### Task statement
Reproduce the complete listing without any deviation.

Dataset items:
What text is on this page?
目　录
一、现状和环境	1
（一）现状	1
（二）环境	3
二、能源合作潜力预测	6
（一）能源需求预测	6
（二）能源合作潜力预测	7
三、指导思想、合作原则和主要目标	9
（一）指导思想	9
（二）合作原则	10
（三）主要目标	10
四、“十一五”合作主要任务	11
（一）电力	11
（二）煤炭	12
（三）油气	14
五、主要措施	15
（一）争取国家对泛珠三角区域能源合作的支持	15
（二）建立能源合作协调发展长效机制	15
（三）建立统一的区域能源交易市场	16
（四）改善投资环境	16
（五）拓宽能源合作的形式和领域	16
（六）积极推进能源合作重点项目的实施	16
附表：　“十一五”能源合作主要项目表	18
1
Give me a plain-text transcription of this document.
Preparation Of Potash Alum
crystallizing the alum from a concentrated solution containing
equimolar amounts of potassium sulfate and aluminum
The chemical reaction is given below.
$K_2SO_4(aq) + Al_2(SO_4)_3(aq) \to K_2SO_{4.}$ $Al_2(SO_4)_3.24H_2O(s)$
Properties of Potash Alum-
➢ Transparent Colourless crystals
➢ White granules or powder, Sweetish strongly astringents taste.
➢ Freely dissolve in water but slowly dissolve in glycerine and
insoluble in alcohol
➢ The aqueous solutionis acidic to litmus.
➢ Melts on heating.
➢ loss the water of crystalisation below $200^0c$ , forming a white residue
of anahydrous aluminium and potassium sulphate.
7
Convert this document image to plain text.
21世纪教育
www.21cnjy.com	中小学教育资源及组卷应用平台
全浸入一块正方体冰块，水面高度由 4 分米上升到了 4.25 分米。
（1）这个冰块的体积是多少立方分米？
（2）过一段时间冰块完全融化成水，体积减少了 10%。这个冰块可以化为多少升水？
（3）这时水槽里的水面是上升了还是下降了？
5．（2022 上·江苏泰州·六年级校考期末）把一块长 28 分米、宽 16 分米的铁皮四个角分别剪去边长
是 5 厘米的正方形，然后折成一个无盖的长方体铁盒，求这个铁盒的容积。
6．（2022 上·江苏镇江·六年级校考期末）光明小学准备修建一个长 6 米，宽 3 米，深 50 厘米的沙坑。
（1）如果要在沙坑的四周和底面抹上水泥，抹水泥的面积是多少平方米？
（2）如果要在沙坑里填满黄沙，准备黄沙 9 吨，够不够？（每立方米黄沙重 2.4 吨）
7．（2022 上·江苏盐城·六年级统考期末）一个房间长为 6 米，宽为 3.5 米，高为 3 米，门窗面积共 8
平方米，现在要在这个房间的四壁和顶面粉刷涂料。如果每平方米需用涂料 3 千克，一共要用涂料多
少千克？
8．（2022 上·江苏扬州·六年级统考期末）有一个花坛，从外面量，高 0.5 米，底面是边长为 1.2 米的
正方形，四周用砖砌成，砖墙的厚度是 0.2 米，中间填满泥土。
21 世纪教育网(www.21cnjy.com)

### The output
What text is on this page?
目　录
一、现状和环境	1
（一）现状	1
（二）环境	3
二、能源合作潜力预测	6
（一）能源需求预测	6
（二）能源合作潜力预测	7
三、指导思想、合作原则和主要目标	9
（一）指导思想	9
（二）合作原则	10
（三）主要目标	10
四、“十一五”合作主要任务	11
（一）电力	11
（二）煤炭	12
（三）油气	14
五、主要措施	15
（一）争取国家对泛珠三角区域能源合作的支持	15
（二）建立能源合作协调发展长效机制	15
（三）建立统一的区域能源交易市场	16
（四）改善投资环境	16
（五）拓宽能源合作的形式和领域	16
（六）积极推进能源合作重点项目的实施	16
附表：　“十一五”能源合作主要项目表	18
1
Give me a plain-text transcription of this document.
Preparation Of Potash Alum
crystallizing the alum from a concentrated solution containing
equimolar amounts of potassium sulfate and aluminum
The chemical reaction is given below.
$K_2SO_4(aq) + Al_2(SO_4)_3(aq) \to K_2SO_{4.}$ $Al_2(SO_4)_3.24H_2O(s)$
Properties of Potash Alum-
➢ Transparent Colourless crystals
➢ White granules or powder, Sweetish strongly astringents taste.
➢ Freely dissolve in water but slowly dissolve in glycerine and
insoluble in alcohol
➢ The aqueous solutionis acidic to litmus.
➢ Melts on heating.
➢ loss the water of crystalisation below $200^0c$ , forming a white residue
of anahydrous aluminium and potassium sulphate.
7
Convert this document image to plain text.
21世纪教育
www.21cnjy.com	中小学教育资源及组卷应用平台
全浸入一块正方体冰块，水面高度由 4 分米上升到了 4.25 分米。
（1）这个冰块的体积是多少立方分米？
（2）过一段时间冰块完全融化成水，体积减少了 10%。这个冰块可以化为多少升水？
（3）这时水槽里的水面是上升了还是下降了？
5．（2022 上·江苏泰州·六年级校考期末）把一块长 28 分米、宽 16 分米的铁皮四个角分别剪去边长
是 5 厘米的正方形，然后折成一个无盖的长方体铁盒，求这个铁盒的容积。
6．（2022 上·江苏镇江·六年级校考期末）光明小学准备修建一个长 6 米，宽 3 米，深 50 厘米的沙坑。
（1）如果要在沙坑的四周和底面抹上水泥，抹水泥的面积是多少平方米？
（2）如果要在沙坑里填满黄沙，准备黄沙 9 吨，够不够？（每立方米黄沙重 2.4 吨）
7．（2022 上·江苏盐城·六年级统考期末）一个房间长为 6 米，宽为 3.5 米，高为 3 米，门窗面积共 8
平方米，现在要在这个房间的四壁和顶面粉刷涂料。如果每平方米需用涂料 3 千克，一共要用涂料多
少千克？
8．（2022 上·江苏扬州·六年级统考期末）有一个花坛，从外面量，高 0.5 米，底面是边长为 1.2 米的
正方形，四周用砖砌成，砖墙的厚度是 0.2 米，中间填满泥土。
21 世纪教育网(www.21cnjy.com)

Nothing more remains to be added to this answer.